• [Records from a collection]:
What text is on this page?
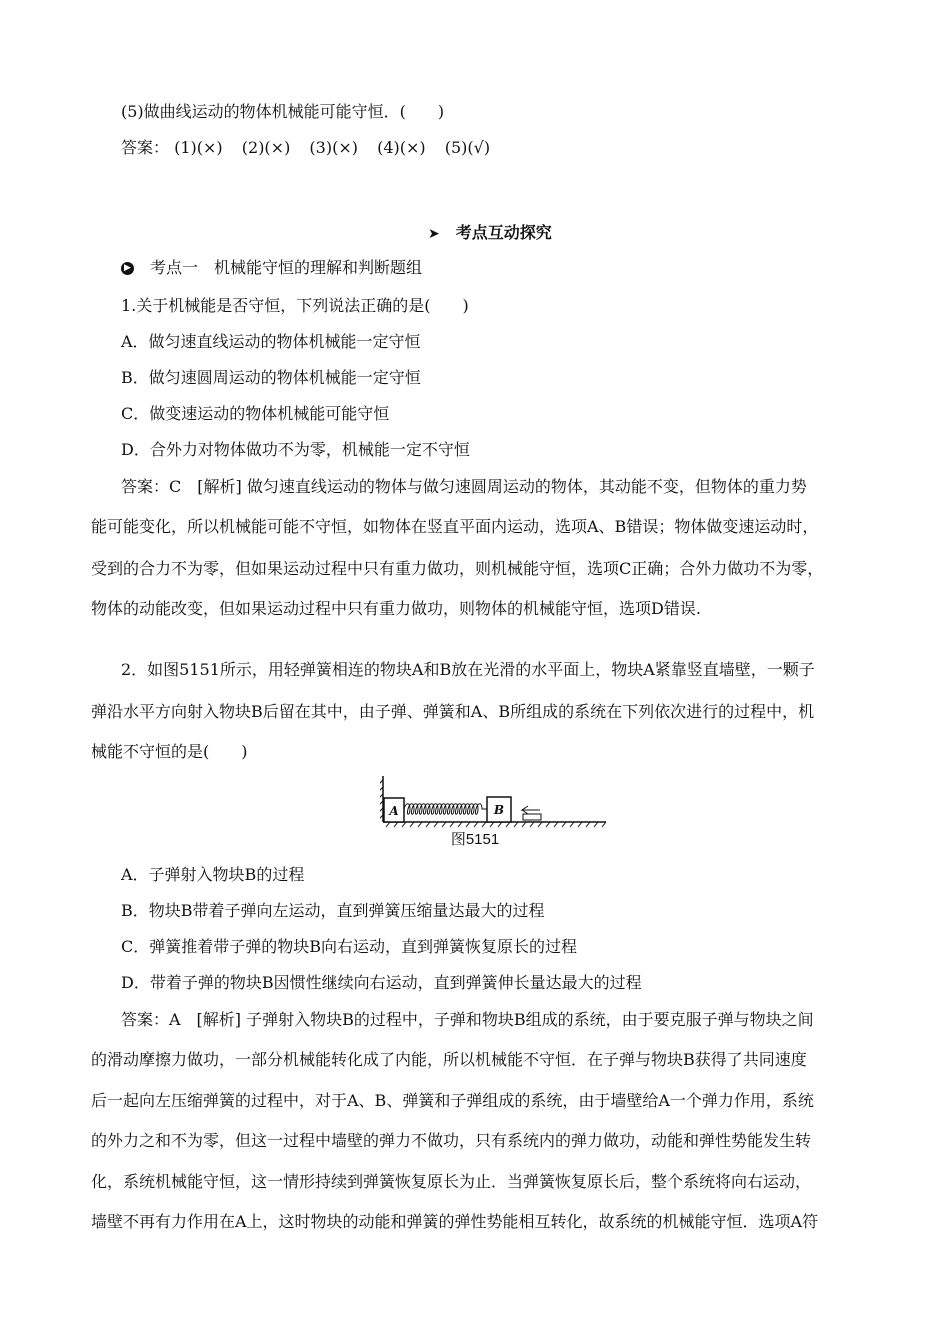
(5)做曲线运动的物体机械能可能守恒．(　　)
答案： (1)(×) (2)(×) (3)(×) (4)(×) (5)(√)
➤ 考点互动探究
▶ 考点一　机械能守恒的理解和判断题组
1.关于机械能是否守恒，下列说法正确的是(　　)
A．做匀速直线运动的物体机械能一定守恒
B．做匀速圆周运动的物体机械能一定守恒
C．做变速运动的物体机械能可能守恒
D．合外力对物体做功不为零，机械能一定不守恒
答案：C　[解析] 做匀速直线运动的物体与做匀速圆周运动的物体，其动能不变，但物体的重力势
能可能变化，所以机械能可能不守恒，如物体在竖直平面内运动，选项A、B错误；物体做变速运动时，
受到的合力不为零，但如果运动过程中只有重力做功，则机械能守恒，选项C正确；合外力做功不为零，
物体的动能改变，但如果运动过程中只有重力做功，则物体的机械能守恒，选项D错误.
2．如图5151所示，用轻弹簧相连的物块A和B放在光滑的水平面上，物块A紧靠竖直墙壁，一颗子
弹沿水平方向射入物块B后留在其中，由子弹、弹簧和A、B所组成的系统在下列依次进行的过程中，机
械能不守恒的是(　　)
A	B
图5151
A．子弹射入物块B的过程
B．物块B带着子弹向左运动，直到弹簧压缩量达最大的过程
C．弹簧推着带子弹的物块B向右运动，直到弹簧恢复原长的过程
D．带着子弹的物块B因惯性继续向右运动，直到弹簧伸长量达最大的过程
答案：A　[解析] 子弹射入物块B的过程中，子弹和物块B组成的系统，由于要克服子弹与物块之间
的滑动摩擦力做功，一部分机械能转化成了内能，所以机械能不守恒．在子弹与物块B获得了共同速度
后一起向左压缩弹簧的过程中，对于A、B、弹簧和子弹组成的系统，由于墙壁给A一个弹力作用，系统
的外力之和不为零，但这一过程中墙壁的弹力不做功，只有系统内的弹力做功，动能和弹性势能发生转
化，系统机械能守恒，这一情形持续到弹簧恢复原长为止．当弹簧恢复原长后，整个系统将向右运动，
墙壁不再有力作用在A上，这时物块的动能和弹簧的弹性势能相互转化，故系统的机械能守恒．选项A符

• [YOUR OBJECTIVE]:
Pictures excluded, quote all the data above exactly.

• [RESULT OF THE TASK]:
What text is on this page?
(5)做曲线运动的物体机械能可能守恒．(　　)
答案： (1)(×) (2)(×) (3)(×) (4)(×) (5)(√)
➤ 考点互动探究
▶ 考点一　机械能守恒的理解和判断题组
1.关于机械能是否守恒，下列说法正确的是(　　)
A．做匀速直线运动的物体机械能一定守恒
B．做匀速圆周运动的物体机械能一定守恒
C．做变速运动的物体机械能可能守恒
D．合外力对物体做功不为零，机械能一定不守恒
答案：C　[解析] 做匀速直线运动的物体与做匀速圆周运动的物体，其动能不变，但物体的重力势
能可能变化，所以机械能可能不守恒，如物体在竖直平面内运动，选项A、B错误；物体做变速运动时，
受到的合力不为零，但如果运动过程中只有重力做功，则机械能守恒，选项C正确；合外力做功不为零，
物体的动能改变，但如果运动过程中只有重力做功，则物体的机械能守恒，选项D错误.
2．如图5151所示，用轻弹簧相连的物块A和B放在光滑的水平面上，物块A紧靠竖直墙壁，一颗子
弹沿水平方向射入物块B后留在其中，由子弹、弹簧和A、B所组成的系统在下列依次进行的过程中，机
械能不守恒的是(　　)
A	B
图5151
A．子弹射入物块B的过程
B．物块B带着子弹向左运动，直到弹簧压缩量达最大的过程
C．弹簧推着带子弹的物块B向右运动，直到弹簧恢复原长的过程
D．带着子弹的物块B因惯性继续向右运动，直到弹簧伸长量达最大的过程
答案：A　[解析] 子弹射入物块B的过程中，子弹和物块B组成的系统，由于要克服子弹与物块之间
的滑动摩擦力做功，一部分机械能转化成了内能，所以机械能不守恒．在子弹与物块B获得了共同速度
后一起向左压缩弹簧的过程中，对于A、B、弹簧和子弹组成的系统，由于墙壁给A一个弹力作用，系统
的外力之和不为零，但这一过程中墙壁的弹力不做功，只有系统内的弹力做功，动能和弹性势能发生转
化，系统机械能守恒，这一情形持续到弹簧恢复原长为止．当弹簧恢复原长后，整个系统将向右运动，
墙壁不再有力作用在A上，这时物块的动能和弹簧的弹性势能相互转化，故系统的机械能守恒．选项A符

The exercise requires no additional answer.